* Task directions
What you return should match every record exactly, with the images removed.

* Data provided
──────────
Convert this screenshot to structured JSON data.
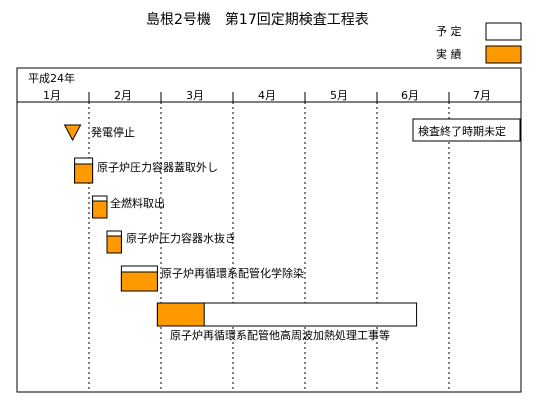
{
  "chart_data": {
    "type": "gantt",
    "title": "島根2号機　第17回定期検査工程表",
    "legend": [
      {
        "label": "予 定",
        "color": "#ffffff"
      },
      {
        "label": "実 績",
        "color": "#ff9900"
      }
    ],
    "year_label": "平成24年",
    "months": [
      "1月",
      "2月",
      "3月",
      "4月",
      "5月",
      "6月",
      "7月"
    ],
    "note": "検査終了時期未定",
    "milestone": {
      "label": "発電停止",
      "at": 0.8
    },
    "tasks": [
      {
        "label": "原子炉圧力容器蓋取外し",
        "plan_start": 0.8,
        "plan_end": 1.05,
        "actual_start": 0.8,
        "actual_end": 1.05,
        "actual_fill": 0.75
      },
      {
        "label": "全燃料取出",
        "plan_start": 1.05,
        "plan_end": 1.25,
        "actual_start": 1.05,
        "actual_end": 1.25,
        "actual_fill": 0.75
      },
      {
        "label": "原子炉圧力容器水抜き",
        "plan_start": 1.25,
        "plan_end": 1.45,
        "actual_start": 1.25,
        "actual_end": 1.45,
        "actual_fill": 0.75
      },
      {
        "label": "原子炉再循環系配管化学除染",
        "plan_start": 1.45,
        "plan_end": 1.95,
        "actual_start": 1.45,
        "actual_end": 1.95,
        "actual_fill": 0.75
      },
      {
        "label": "原子炉再循環系配管他高周波加熱処理工事等",
        "plan_start": 1.95,
        "plan_end": 5.55,
        "actual_start": 1.95,
        "actual_end": 2.6,
        "actual_fill": 1.0
      }
    ]
  }
}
──────────
* Exercise answer
Convert this screenshot to structured JSON data.
{
  "chart_data": {
    "type": "gantt",
    "title": "島根2号機　第17回定期検査工程表",
    "legend": [
      {
        "label": "予 定",
        "color": "#ffffff"
      },
      {
        "label": "実 績",
        "color": "#ff9900"
      }
    ],
    "year_label": "平成24年",
    "months": [
      "1月",
      "2月",
      "3月",
      "4月",
      "5月",
      "6月",
      "7月"
    ],
    "note": "検査終了時期未定",
    "milestone": {
      "label": "発電停止",
      "at": 0.8
    },
    "tasks": [
      {
        "label": "原子炉圧力容器蓋取外し",
        "plan_start": 0.8,
        "plan_end": 1.05,
        "actual_start": 0.8,
        "actual_end": 1.05,
        "actual_fill": 0.75
      },
      {
        "label": "全燃料取出",
        "plan_start": 1.05,
        "plan_end": 1.25,
        "actual_start": 1.05,
        "actual_end": 1.25,
        "actual_fill": 0.75
      },
      {
        "label": "原子炉圧力容器水抜き",
        "plan_start": 1.25,
        "plan_end": 1.45,
        "actual_start": 1.25,
        "actual_end": 1.45,
        "actual_fill": 0.75
      },
      {
        "label": "原子炉再循環系配管化学除染",
        "plan_start": 1.45,
        "plan_end": 1.95,
        "actual_start": 1.45,
        "actual_end": 1.95,
        "actual_fill": 0.75
      },
      {
        "label": "原子炉再循環系配管他高周波加熱処理工事等",
        "plan_start": 1.95,
        "plan_end": 5.55,
        "actual_start": 1.95,
        "actual_end": 2.6,
        "actual_fill": 1.0
      }
    ]
  }
}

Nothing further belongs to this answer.